[Start of Provided information]
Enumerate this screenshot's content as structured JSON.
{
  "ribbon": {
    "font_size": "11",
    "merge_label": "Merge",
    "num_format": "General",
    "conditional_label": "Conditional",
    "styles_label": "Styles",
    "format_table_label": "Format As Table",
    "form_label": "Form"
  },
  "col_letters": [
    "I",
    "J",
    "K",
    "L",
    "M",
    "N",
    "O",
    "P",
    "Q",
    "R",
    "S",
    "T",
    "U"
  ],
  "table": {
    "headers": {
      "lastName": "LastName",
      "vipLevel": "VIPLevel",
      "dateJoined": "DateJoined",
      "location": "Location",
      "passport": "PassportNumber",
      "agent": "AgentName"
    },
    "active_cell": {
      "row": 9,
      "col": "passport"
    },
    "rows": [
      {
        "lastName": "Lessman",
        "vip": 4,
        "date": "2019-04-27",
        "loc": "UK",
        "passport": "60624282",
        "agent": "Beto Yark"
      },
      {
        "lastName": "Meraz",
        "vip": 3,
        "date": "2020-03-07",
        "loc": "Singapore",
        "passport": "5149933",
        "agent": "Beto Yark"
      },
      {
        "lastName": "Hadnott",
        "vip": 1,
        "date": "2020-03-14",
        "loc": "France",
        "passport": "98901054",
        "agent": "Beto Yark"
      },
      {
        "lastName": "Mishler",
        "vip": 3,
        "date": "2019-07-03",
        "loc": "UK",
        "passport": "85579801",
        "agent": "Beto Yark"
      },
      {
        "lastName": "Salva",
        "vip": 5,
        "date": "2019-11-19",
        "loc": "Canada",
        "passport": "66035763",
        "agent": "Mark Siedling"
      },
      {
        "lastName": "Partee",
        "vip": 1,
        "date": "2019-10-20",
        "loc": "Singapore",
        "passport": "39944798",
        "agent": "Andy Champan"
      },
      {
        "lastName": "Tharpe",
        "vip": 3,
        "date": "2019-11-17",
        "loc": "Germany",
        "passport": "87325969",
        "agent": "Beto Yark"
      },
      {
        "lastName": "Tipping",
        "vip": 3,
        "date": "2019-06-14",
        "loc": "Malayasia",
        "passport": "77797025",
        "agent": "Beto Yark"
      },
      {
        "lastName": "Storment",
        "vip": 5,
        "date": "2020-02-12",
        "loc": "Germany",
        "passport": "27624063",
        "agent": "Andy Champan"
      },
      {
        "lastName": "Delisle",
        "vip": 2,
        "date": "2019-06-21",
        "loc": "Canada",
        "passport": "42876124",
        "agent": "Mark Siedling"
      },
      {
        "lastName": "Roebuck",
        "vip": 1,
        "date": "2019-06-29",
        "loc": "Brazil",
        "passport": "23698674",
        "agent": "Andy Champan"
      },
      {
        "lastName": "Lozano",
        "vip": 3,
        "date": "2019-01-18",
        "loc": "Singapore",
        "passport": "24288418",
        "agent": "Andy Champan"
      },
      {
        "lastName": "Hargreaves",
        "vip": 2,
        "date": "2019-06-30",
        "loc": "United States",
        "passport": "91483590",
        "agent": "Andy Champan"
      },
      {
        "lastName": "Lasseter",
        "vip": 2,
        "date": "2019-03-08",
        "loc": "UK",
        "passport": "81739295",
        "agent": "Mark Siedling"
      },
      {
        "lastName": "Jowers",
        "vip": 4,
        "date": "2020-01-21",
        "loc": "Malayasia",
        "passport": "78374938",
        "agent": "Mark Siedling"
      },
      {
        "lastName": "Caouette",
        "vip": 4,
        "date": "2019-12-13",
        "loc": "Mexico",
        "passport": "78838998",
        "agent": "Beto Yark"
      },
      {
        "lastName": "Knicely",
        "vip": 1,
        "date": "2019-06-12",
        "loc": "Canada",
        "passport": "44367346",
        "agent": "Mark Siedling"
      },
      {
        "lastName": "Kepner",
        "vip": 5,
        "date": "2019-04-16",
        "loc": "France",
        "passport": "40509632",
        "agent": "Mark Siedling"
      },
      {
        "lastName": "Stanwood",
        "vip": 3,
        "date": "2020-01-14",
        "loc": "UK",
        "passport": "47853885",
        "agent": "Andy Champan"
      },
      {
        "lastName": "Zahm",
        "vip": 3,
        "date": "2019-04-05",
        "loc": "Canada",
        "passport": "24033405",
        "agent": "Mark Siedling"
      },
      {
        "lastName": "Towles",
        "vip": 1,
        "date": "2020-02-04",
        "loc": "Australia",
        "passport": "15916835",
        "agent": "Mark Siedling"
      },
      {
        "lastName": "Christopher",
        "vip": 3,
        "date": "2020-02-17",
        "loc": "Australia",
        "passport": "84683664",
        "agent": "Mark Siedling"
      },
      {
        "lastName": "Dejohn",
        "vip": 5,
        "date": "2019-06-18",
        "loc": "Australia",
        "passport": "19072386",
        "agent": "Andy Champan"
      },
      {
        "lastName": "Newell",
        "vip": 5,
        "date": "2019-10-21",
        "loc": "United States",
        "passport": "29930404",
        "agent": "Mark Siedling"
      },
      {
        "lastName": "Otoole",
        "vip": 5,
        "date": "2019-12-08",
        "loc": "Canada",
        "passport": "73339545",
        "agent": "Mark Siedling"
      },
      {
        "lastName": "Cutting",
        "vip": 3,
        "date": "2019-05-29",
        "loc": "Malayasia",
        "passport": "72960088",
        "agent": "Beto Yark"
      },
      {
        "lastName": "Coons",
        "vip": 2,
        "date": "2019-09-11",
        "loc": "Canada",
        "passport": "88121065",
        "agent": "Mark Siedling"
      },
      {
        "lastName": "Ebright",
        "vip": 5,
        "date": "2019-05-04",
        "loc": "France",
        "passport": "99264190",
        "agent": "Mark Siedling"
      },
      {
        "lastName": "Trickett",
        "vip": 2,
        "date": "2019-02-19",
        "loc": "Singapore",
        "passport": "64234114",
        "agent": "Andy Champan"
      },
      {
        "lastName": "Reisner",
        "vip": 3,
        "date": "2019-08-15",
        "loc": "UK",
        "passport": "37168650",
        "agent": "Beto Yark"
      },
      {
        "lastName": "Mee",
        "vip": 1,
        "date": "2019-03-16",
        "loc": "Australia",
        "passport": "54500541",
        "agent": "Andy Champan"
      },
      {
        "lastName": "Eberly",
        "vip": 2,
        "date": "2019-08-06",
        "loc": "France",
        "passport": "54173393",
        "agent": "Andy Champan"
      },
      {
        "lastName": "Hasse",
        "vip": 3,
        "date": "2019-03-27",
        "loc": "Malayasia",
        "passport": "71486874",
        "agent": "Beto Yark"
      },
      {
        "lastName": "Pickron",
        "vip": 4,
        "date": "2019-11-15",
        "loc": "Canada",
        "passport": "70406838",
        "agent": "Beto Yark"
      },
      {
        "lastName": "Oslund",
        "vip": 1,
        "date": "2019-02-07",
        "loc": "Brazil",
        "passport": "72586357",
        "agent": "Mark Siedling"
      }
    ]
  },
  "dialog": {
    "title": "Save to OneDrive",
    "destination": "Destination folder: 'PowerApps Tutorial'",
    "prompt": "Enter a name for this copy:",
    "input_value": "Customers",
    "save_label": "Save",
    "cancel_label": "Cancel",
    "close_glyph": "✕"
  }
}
[End of Provided information]
Exercise description
Reproduce each line of the material containing the word "this".

Solved problem
Enumerate this screenshot's content as structured JSON.
    "prompt": "Enter a name for this copy:",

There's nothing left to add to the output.